◆ DESCRIPTION OF THE TASK ◆
Your copy of the material must match it exactly, except that pictures are dropped.

Excerpts from a figure dataset
^^^^

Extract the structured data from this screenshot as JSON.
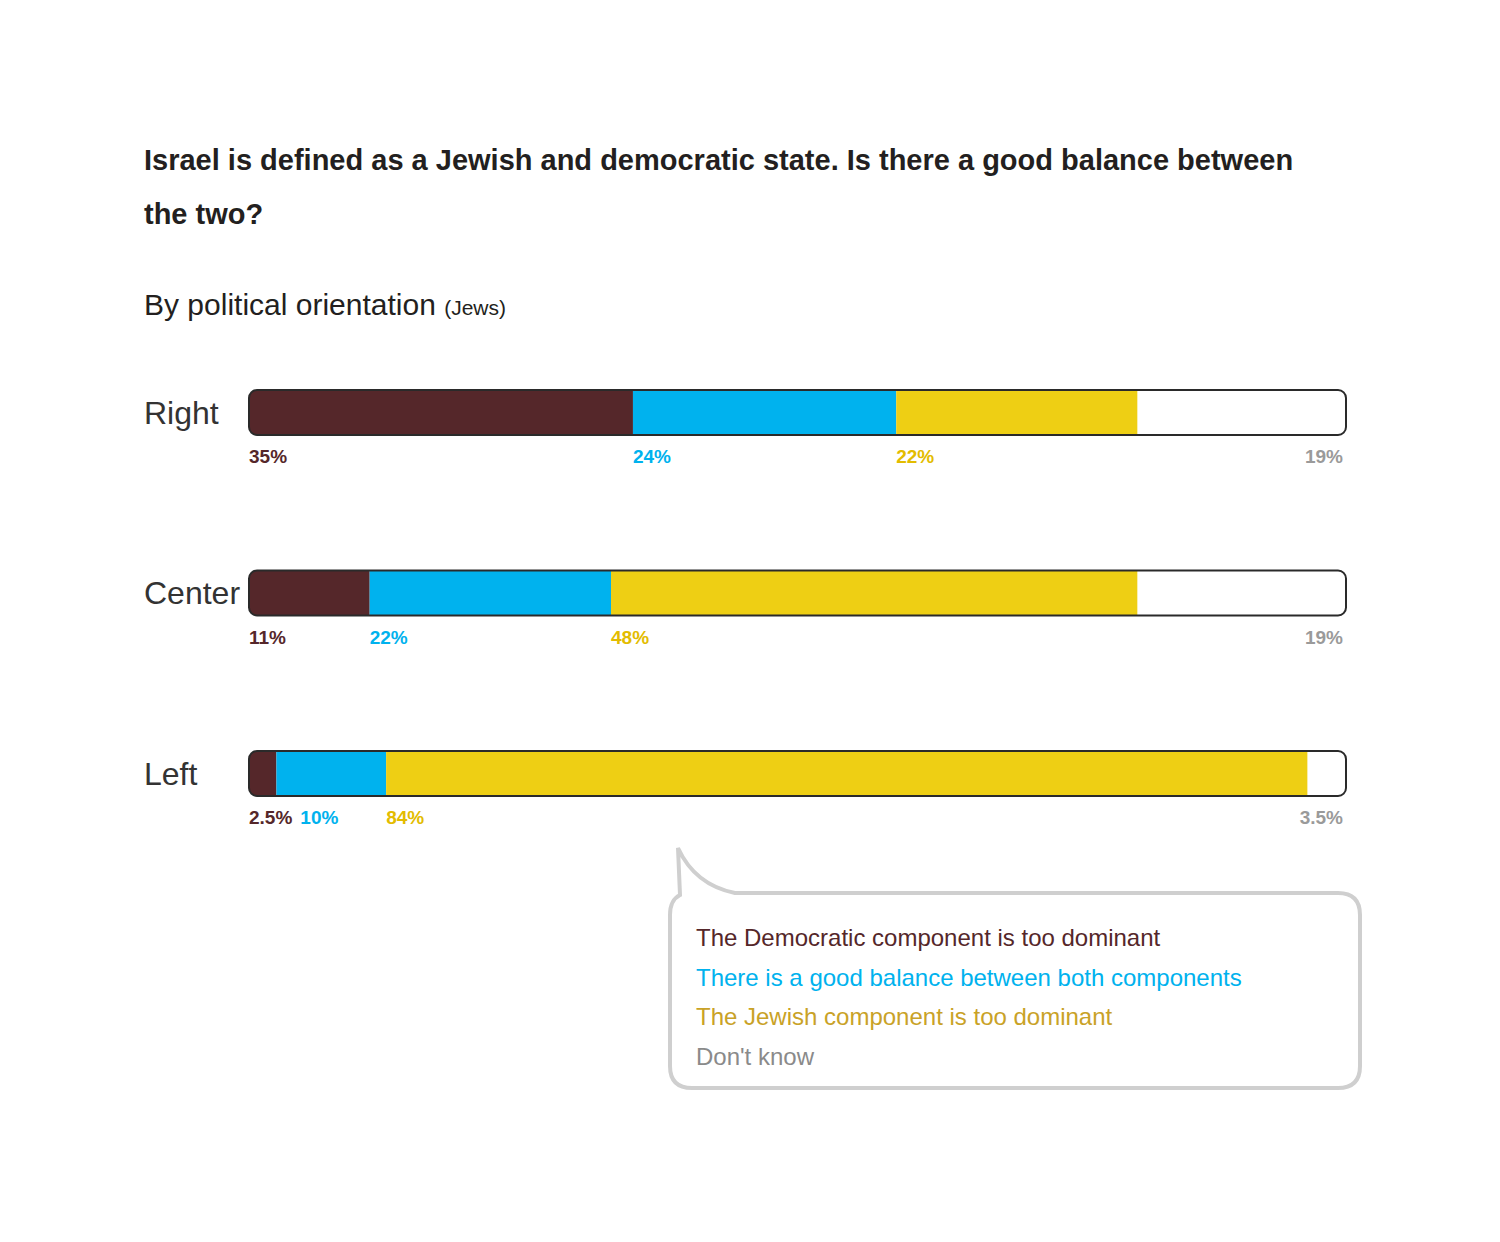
{
  "chart_data": {
    "type": "bar",
    "orientation": "horizontal",
    "stacked": true,
    "data_labels": true,
    "tick_labels": "y",
    "legend": "bottom-right",
    "title": "Israel is defined as a Jewish and democratic state. Is there a good balance between the two?",
    "subtitle": "By political orientation (Jews)",
    "categories": [
      "Right",
      "Center",
      "Left"
    ],
    "xlim": [
      0,
      100
    ],
    "series": [
      {
        "name": "The Democratic component is too dominant",
        "color": "#55272a",
        "values": [
          35,
          11,
          2.5
        ],
        "value_labels": [
          "35%",
          "11%",
          "2.5%"
        ]
      },
      {
        "name": "There is a good balance between both components",
        "color": "#00b2ee",
        "values": [
          24,
          22,
          10
        ],
        "value_labels": [
          "24%",
          "22%",
          "10%"
        ]
      },
      {
        "name": "The Jewish component is too dominant",
        "color": "#eecf14",
        "values": [
          22,
          48,
          84
        ],
        "value_labels": [
          "22%",
          "48%",
          "84%"
        ]
      },
      {
        "name": "Don't know",
        "color": "#ffffff",
        "values": [
          19,
          19,
          3.5
        ],
        "value_labels": [
          "19%",
          "19%",
          "3.5%"
        ]
      }
    ]
  }
}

^^^^

◆ CORRECT ANSWER ◆
Extract the structured data from this screenshot as JSON.
{
  "chart_data": {
    "type": "bar",
    "orientation": "horizontal",
    "stacked": true,
    "data_labels": true,
    "tick_labels": "y",
    "legend": "bottom-right",
    "title": "Israel is defined as a Jewish and democratic state. Is there a good balance between the two?",
    "subtitle": "By political orientation (Jews)",
    "categories": [
      "Right",
      "Center",
      "Left"
    ],
    "xlim": [
      0,
      100
    ],
    "series": [
      {
        "name": "The Democratic component is too dominant",
        "color": "#55272a",
        "values": [
          35,
          11,
          2.5
        ],
        "value_labels": [
          "35%",
          "11%",
          "2.5%"
        ]
      },
      {
        "name": "There is a good balance between both components",
        "color": "#00b2ee",
        "values": [
          24,
          22,
          10
        ],
        "value_labels": [
          "24%",
          "22%",
          "10%"
        ]
      },
      {
        "name": "The Jewish component is too dominant",
        "color": "#eecf14",
        "values": [
          22,
          48,
          84
        ],
        "value_labels": [
          "22%",
          "48%",
          "84%"
        ]
      },
      {
        "name": "Don't know",
        "color": "#ffffff",
        "values": [
          19,
          19,
          3.5
        ],
        "value_labels": [
          "19%",
          "19%",
          "3.5%"
        ]
      }
    ]
  }
}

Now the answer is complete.